>> START Given data
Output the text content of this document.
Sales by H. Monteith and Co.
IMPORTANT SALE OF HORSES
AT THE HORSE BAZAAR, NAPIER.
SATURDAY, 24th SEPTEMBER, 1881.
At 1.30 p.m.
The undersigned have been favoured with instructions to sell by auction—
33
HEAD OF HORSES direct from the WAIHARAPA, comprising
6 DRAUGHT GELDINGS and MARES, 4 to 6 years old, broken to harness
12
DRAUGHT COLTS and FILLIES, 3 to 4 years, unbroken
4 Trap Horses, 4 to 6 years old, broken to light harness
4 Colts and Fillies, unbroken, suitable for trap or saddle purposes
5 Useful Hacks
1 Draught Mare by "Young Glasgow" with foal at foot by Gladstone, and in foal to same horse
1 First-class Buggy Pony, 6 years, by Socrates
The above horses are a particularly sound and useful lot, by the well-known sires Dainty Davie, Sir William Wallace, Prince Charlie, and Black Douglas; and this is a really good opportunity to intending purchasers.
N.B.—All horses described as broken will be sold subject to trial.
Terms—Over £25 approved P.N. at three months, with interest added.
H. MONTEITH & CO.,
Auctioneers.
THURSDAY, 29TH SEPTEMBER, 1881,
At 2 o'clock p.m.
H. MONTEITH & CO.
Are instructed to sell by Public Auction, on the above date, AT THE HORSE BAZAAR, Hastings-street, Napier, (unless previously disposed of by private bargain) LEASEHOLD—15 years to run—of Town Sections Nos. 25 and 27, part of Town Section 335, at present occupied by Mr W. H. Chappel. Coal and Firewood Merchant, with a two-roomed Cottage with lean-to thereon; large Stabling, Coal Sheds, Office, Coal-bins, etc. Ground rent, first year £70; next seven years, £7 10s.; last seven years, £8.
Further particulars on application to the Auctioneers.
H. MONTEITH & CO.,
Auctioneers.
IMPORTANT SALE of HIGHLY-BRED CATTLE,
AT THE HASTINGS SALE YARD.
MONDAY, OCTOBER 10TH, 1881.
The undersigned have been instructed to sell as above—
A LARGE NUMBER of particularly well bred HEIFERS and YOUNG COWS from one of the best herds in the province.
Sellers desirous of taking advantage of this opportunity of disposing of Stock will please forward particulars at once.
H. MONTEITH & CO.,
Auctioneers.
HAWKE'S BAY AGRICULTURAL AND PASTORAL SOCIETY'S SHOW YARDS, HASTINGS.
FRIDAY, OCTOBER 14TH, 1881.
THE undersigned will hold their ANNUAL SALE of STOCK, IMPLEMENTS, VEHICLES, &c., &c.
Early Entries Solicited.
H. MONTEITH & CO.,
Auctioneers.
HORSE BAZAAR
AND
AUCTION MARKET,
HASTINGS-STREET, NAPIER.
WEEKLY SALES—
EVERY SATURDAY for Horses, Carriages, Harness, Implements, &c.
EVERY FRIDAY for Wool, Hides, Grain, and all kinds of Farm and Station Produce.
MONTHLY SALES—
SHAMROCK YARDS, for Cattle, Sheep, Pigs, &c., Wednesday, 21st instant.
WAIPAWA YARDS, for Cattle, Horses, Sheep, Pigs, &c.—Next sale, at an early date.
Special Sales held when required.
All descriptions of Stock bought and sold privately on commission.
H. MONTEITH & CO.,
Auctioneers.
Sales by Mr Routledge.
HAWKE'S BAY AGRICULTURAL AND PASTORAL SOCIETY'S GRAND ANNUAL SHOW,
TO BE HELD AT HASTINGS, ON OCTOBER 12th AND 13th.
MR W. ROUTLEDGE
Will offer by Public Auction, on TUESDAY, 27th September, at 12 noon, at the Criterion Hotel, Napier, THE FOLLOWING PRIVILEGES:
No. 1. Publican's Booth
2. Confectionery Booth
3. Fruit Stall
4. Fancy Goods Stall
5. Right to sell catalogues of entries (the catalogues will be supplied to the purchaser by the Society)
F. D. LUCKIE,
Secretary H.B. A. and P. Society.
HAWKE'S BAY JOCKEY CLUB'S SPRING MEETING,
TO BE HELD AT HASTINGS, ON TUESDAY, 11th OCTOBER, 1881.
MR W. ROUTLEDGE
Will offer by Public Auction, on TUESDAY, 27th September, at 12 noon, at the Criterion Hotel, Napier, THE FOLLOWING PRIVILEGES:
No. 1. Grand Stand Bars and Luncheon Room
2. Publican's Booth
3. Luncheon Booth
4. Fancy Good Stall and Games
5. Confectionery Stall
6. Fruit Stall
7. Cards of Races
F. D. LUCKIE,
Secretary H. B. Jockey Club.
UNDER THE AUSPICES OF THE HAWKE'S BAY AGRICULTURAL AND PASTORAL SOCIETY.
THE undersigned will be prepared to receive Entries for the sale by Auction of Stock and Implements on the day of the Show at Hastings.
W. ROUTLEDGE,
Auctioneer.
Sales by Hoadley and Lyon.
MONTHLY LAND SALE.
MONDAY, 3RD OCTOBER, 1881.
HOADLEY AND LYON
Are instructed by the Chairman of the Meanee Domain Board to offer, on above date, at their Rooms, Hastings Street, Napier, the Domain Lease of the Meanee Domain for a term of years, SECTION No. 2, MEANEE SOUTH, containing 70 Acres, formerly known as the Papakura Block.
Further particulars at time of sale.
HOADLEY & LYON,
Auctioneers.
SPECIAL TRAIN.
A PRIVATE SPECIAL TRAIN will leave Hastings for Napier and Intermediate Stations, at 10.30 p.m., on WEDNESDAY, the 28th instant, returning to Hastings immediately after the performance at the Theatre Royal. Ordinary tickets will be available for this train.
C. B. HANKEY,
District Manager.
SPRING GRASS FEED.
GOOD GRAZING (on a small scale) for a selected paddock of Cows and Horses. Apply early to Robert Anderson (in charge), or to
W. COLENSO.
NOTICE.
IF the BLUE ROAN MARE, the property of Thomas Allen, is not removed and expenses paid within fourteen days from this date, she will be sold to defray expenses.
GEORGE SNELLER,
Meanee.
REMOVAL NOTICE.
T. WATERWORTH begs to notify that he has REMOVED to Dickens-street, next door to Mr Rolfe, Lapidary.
>> END Given data
▶ Instructions for the task
Each line above must be reproduced exactly as it stands.

▶ Worked solution
Output the text content of this document.
Sales by H. Monteith and Co.
IMPORTANT SALE OF HORSES
AT THE HORSE BAZAAR, NAPIER.
SATURDAY, 24th SEPTEMBER, 1881.
At 1.30 p.m.
The undersigned have been favoured with instructions to sell by auction—
33
HEAD OF HORSES direct from the WAIHARAPA, comprising
6 DRAUGHT GELDINGS and MARES, 4 to 6 years old, broken to harness
12
DRAUGHT COLTS and FILLIES, 3 to 4 years, unbroken
4 Trap Horses, 4 to 6 years old, broken to light harness
4 Colts and Fillies, unbroken, suitable for trap or saddle purposes
5 Useful Hacks
1 Draught Mare by "Young Glasgow" with foal at foot by Gladstone, and in foal to same horse
1 First-class Buggy Pony, 6 years, by Socrates
The above horses are a particularly sound and useful lot, by the well-known sires Dainty Davie, Sir William Wallace, Prince Charlie, and Black Douglas; and this is a really good opportunity to intending purchasers.
N.B.—All horses described as broken will be sold subject to trial.
Terms—Over £25 approved P.N. at three months, with interest added.
H. MONTEITH & CO.,
Auctioneers.
THURSDAY, 29TH SEPTEMBER, 1881,
At 2 o'clock p.m.
H. MONTEITH & CO.
Are instructed to sell by Public Auction, on the above date, AT THE HORSE BAZAAR, Hastings-street, Napier, (unless previously disposed of by private bargain) LEASEHOLD—15 years to run—of Town Sections Nos. 25 and 27, part of Town Section 335, at present occupied by Mr W. H. Chappel. Coal and Firewood Merchant, with a two-roomed Cottage with lean-to thereon; large Stabling, Coal Sheds, Office, Coal-bins, etc. Ground rent, first year £70; next seven years, £7 10s.; last seven years, £8.
Further particulars on application to the Auctioneers.
H. MONTEITH & CO.,
Auctioneers.
IMPORTANT SALE of HIGHLY-BRED CATTLE,
AT THE HASTINGS SALE YARD.
MONDAY, OCTOBER 10TH, 1881.
The undersigned have been instructed to sell as above—
A LARGE NUMBER of particularly well bred HEIFERS and YOUNG COWS from one of the best herds in the province.
Sellers desirous of taking advantage of this opportunity of disposing of Stock will please forward particulars at once.
H. MONTEITH & CO.,
Auctioneers.
HAWKE'S BAY AGRICULTURAL AND PASTORAL SOCIETY'S SHOW YARDS, HASTINGS.
FRIDAY, OCTOBER 14TH, 1881.
THE undersigned will hold their ANNUAL SALE of STOCK, IMPLEMENTS, VEHICLES, &c., &c.
Early Entries Solicited.
H. MONTEITH & CO.,
Auctioneers.
HORSE BAZAAR
AND
AUCTION MARKET,
HASTINGS-STREET, NAPIER.
WEEKLY SALES—
EVERY SATURDAY for Horses, Carriages, Harness, Implements, &c.
EVERY FRIDAY for Wool, Hides, Grain, and all kinds of Farm and Station Produce.
MONTHLY SALES—
SHAMROCK YARDS, for Cattle, Sheep, Pigs, &c., Wednesday, 21st instant.
WAIPAWA YARDS, for Cattle, Horses, Sheep, Pigs, &c.—Next sale, at an early date.
Special Sales held when required.
All descriptions of Stock bought and sold privately on commission.
H. MONTEITH & CO.,
Auctioneers.
Sales by Mr Routledge.
HAWKE'S BAY AGRICULTURAL AND PASTORAL SOCIETY'S GRAND ANNUAL SHOW,
TO BE HELD AT HASTINGS, ON OCTOBER 12th AND 13th.
MR W. ROUTLEDGE
Will offer by Public Auction, on TUESDAY, 27th September, at 12 noon, at the Criterion Hotel, Napier, THE FOLLOWING PRIVILEGES:
No. 1. Publican's Booth
2. Confectionery Booth
3. Fruit Stall
4. Fancy Goods Stall
5. Right to sell catalogues of entries (the catalogues will be supplied to the purchaser by the Society)
F. D. LUCKIE,
Secretary H.B. A. and P. Society.
HAWKE'S BAY JOCKEY CLUB'S SPRING MEETING,
TO BE HELD AT HASTINGS, ON TUESDAY, 11th OCTOBER, 1881.
MR W. ROUTLEDGE
Will offer by Public Auction, on TUESDAY, 27th September, at 12 noon, at the Criterion Hotel, Napier, THE FOLLOWING PRIVILEGES:
No. 1. Grand Stand Bars and Luncheon Room
2. Publican's Booth
3. Luncheon Booth
4. Fancy Good Stall and Games
5. Confectionery Stall
6. Fruit Stall
7. Cards of Races
F. D. LUCKIE,
Secretary H. B. Jockey Club.
UNDER THE AUSPICES OF THE HAWKE'S BAY AGRICULTURAL AND PASTORAL SOCIETY.
THE undersigned will be prepared to receive Entries for the sale by Auction of Stock and Implements on the day of the Show at Hastings.
W. ROUTLEDGE,
Auctioneer.
Sales by Hoadley and Lyon.
MONTHLY LAND SALE.
MONDAY, 3RD OCTOBER, 1881.
HOADLEY AND LYON
Are instructed by the Chairman of the Meanee Domain Board to offer, on above date, at their Rooms, Hastings Street, Napier, the Domain Lease of the Meanee Domain for a term of years, SECTION No. 2, MEANEE SOUTH, containing 70 Acres, formerly known as the Papakura Block.
Further particulars at time of sale.
HOADLEY & LYON,
Auctioneers.
SPECIAL TRAIN.
A PRIVATE SPECIAL TRAIN will leave Hastings for Napier and Intermediate Stations, at 10.30 p.m., on WEDNESDAY, the 28th instant, returning to Hastings immediately after the performance at the Theatre Royal. Ordinary tickets will be available for this train.
C. B. HANKEY,
District Manager.
SPRING GRASS FEED.
GOOD GRAZING (on a small scale) for a selected paddock of Cows and Horses. Apply early to Robert Anderson (in charge), or to
W. COLENSO.
NOTICE.
IF the BLUE ROAN MARE, the property of Thomas Allen, is not removed and expenses paid within fourteen days from this date, she will be sold to defray expenses.
GEORGE SNELLER,
Meanee.
REMOVAL NOTICE.
T. WATERWORTH begs to notify that he has REMOVED to Dickens-street, next door to Mr Rolfe, Lapidary.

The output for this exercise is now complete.